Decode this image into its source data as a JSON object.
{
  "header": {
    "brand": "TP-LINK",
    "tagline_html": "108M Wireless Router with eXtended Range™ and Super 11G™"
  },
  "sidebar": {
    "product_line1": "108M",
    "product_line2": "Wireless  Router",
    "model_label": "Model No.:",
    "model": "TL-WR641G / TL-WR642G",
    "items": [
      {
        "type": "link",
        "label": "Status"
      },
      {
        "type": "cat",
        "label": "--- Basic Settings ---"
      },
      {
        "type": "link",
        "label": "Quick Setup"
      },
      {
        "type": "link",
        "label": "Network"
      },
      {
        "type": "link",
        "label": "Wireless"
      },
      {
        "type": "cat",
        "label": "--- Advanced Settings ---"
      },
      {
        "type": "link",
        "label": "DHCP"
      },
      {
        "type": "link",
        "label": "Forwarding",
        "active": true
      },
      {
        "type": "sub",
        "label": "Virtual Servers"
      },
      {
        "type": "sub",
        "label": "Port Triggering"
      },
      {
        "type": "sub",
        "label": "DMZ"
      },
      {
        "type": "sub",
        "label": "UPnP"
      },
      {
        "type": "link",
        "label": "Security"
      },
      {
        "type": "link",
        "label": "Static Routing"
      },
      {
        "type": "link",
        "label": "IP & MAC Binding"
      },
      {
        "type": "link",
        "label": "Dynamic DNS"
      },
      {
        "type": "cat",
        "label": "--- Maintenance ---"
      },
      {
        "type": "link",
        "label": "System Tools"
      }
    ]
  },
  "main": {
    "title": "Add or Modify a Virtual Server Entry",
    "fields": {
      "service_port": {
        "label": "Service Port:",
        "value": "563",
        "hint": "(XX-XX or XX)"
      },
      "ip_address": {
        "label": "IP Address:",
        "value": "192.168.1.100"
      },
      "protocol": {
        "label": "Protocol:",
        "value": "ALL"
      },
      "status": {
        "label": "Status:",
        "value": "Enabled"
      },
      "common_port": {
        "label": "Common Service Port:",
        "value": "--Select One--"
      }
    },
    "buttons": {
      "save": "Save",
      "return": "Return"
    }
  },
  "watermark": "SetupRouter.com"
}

DIRECTION
Copy out all lines that carry the word "value".

COMPLETE RESPONSE
        "value": "563",
        "value": "192.168.1.100"
        "value": "ALL"
        "value": "Enabled"
        "value": "--Select One--"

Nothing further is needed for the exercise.